■ **READING TEXT**:

★ ★ ★ ★

Aw. What a shame.
WikiLeaks was today booted from Amazon servers – forcing the controversial organization to once again take up residence on more vulnerable European service providers. In a Twitter message posted earlier today, reps for WikiLeaks, which recently released hundreds of secret US diplomatic cables, called the ouster a free-speech issue.
“WikiLeaks servers at Amazon ousted. Free speech the land of the free – fine our $ are now spent to employ people in Europe,” the message read.
WikiLeaks had sought refuge at Amazon after a series of crippling DDOS attacks which temporarily rendered the WikiLeaks site inaccessible to users in the US and abroad. Distributed denial-of-service attacks work by flooding a Web page with requests for service, eventually overpowering servers and shutting down the site. The ploy has become an increasingly popular one among hackers.
http://www.csmonitor.com/Innovation/Horizons/2010/1201/WikiLeaks-evicted-from-Amazon-servers
Assange took a nice financial hit:
The Internet whistleblower site WikiLeaks took another hit Saturday, when the online payment service PayPal cut off the account it used to collect donations.
WikiLeaks, which embarrassed Washington and foreign leaders last week by releasing a cache of secret — and brutally frank — U.S. diplomatic cables, has already become an Internet pariah of sorts.
The U.S.-based Amazon.com kicked the WikiLeaks site from its servers Wednesday, forcing it to move back to a Swedish provider, and other servers stopped directing traffic to WikiLeaks because of continuing cyber attacks on the site that threatened the rest of their networks.
The WikiLeaks site was difficult to reach Saturday, but the organization found a new online home in France.
French newspaper Le Monde said in an online article that it could not provide links to the site “as a result of the computer attacks WikiLeaks has suffered and the refusal of some Internet hosts and countries to take in the site.”
The web-hosting company OVH confirmed that it had been hosting WikiLeaks since early Thursday, after a client asked for a “dedicated server with … protection against attacks.”
The company added that it was now up to the courts to decide on the legality of hosting the site on French soil.
PayPal, a subsidiary of U.S.-based online marketplace operator EBay Inc., said it had cut off WikiLeaks because of a violation of its policy against “any activities that encourage, promote, facilitate or instruct others to engage in illegal activity.”
http://www.ctvbc.ctv.ca/servlet/an/local/CTVNews/20101204/paypal-wikileaks-101204/20101204?hub=BritishColumbiaHome
Keep running Julian. Pretty soon you’ll run out of places to hide.

★ ★ ★ ★

■ **RECORDS SUPPLIED**:
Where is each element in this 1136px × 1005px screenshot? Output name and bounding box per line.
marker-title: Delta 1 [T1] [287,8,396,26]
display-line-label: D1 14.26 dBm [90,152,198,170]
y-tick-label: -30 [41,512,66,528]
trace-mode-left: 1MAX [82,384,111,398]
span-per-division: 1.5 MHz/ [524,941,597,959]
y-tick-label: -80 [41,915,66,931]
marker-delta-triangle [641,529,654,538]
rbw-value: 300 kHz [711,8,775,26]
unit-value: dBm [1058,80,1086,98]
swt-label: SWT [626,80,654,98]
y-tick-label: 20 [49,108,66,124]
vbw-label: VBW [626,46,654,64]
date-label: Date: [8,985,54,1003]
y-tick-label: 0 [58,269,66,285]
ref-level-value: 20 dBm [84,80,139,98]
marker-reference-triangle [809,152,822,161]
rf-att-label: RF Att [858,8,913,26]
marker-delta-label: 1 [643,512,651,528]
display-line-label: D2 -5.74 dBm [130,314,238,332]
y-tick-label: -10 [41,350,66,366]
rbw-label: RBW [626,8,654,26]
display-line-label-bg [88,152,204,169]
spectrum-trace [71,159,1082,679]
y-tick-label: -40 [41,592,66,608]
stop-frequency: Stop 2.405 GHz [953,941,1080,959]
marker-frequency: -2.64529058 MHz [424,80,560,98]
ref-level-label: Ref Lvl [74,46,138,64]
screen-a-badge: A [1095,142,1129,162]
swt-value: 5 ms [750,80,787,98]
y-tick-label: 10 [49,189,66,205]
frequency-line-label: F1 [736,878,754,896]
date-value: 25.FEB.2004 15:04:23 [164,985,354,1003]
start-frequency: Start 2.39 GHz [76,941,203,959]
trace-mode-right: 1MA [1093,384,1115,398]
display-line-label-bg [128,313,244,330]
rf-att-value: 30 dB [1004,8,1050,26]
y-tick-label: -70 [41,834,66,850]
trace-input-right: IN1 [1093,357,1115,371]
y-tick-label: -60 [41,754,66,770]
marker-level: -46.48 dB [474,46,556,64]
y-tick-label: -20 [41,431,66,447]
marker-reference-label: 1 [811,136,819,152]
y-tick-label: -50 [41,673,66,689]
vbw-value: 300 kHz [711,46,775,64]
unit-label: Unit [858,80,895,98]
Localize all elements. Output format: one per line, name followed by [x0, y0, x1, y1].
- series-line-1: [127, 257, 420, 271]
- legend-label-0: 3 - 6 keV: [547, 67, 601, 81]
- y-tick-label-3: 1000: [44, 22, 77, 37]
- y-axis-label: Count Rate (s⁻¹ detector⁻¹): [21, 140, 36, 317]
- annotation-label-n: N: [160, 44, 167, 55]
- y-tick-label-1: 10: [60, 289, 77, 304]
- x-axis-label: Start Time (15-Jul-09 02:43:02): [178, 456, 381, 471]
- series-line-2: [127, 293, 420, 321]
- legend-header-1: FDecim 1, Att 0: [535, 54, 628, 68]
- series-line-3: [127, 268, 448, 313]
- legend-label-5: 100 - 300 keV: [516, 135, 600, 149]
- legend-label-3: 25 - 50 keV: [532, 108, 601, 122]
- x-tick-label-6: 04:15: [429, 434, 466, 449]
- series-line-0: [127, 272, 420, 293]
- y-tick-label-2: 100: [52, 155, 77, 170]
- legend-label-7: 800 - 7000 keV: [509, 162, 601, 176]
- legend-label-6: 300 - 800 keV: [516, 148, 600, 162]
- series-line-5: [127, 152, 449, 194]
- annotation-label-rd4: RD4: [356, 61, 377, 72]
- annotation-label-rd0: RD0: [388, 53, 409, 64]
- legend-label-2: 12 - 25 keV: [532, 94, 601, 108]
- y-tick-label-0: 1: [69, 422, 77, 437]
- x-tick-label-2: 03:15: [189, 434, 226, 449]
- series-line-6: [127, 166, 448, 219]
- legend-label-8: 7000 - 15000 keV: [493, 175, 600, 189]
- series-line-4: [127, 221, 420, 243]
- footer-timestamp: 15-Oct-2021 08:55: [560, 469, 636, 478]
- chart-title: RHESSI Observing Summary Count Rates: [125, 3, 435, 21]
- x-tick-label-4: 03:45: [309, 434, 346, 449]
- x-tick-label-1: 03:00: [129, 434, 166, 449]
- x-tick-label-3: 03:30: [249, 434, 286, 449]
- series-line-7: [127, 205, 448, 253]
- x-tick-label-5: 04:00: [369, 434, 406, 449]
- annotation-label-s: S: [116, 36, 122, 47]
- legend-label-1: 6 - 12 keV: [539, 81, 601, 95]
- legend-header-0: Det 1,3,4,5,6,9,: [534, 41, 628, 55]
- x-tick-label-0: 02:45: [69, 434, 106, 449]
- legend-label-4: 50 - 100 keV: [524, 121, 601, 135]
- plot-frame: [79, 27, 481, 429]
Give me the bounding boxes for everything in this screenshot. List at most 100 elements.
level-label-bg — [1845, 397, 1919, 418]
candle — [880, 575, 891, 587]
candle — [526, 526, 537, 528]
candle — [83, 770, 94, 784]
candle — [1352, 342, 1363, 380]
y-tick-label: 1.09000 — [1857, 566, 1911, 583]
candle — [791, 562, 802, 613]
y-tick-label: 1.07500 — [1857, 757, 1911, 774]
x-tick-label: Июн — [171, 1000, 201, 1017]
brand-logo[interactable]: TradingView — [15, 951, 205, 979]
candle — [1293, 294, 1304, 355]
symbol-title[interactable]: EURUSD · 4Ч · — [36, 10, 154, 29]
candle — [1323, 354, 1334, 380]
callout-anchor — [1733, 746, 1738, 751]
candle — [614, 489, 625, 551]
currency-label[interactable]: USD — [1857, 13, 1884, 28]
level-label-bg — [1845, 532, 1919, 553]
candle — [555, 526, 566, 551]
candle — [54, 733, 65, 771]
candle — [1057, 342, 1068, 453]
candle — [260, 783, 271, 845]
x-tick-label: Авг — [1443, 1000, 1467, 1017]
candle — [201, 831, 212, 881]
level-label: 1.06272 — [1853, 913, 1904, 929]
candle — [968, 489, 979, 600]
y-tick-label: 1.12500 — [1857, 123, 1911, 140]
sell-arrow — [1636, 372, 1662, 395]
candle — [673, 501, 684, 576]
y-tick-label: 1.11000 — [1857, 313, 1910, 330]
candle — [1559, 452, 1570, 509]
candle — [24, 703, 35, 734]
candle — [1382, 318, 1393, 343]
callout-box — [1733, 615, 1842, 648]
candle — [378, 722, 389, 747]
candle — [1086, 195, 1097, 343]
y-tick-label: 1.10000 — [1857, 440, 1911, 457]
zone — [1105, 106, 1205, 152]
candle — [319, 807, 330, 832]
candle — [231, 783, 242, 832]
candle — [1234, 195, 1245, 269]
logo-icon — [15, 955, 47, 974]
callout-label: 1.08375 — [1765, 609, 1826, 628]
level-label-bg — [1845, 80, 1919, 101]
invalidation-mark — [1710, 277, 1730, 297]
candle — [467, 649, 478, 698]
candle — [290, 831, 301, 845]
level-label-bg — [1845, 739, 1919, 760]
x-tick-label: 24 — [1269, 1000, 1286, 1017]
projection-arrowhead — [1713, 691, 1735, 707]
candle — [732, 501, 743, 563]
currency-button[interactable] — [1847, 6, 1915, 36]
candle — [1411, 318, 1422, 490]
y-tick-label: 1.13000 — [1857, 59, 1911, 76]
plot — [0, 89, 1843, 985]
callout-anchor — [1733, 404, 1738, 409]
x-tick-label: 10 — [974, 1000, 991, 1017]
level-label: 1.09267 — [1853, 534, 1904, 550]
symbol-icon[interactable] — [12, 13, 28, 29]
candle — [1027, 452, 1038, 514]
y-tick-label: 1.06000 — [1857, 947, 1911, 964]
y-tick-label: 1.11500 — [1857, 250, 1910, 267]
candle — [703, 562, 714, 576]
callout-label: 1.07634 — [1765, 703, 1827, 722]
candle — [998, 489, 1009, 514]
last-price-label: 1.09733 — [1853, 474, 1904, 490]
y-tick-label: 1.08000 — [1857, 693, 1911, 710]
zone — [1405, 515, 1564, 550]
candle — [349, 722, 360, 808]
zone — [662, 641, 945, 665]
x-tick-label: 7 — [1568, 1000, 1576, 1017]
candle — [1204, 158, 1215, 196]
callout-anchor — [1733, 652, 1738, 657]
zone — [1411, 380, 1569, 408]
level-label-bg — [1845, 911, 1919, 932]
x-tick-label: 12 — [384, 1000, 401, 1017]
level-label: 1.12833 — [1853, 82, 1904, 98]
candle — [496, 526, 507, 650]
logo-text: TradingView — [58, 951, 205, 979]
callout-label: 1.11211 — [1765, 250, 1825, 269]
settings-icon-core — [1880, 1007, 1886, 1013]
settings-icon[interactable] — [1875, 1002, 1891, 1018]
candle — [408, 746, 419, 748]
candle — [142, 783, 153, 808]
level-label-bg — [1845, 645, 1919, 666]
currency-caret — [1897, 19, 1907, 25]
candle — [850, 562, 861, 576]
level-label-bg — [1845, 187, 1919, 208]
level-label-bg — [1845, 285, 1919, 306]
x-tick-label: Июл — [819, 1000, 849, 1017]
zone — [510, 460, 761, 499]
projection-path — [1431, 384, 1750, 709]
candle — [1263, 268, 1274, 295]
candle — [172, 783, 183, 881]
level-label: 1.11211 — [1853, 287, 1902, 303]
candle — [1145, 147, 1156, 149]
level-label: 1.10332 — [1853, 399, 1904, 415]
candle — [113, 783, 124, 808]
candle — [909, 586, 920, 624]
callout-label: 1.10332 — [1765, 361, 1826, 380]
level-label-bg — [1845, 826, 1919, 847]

★ ★ ★ ★

■ **EXERCISE TASKS**:
a) According to the WikiLeaks text, which web-hosting company confirmed it had been hosting WikiLeaks since early Thursday?
b) Rewrite the WikiLeaks text from "WikiLeaks was today" up to and including "the message read.", swapping "vulnerable" for "exposed".
The records are not needed here.

■ **SOLUTIONS TO THE EXERCISE**:
a) OVH

b)
WikiLeaks was today booted from Amazon servers – forcing the controversial organization to once again take up residence on more exposed European service providers. In a Twitter message posted earlier today, reps for WikiLeaks, which recently released hundreds of secret US diplomatic cables, called the ouster a free-speech issue.
“WikiLeaks servers at Amazon ousted. Free speech the land of the free – fine our $ are now spent to employ people in Europe,” the message read.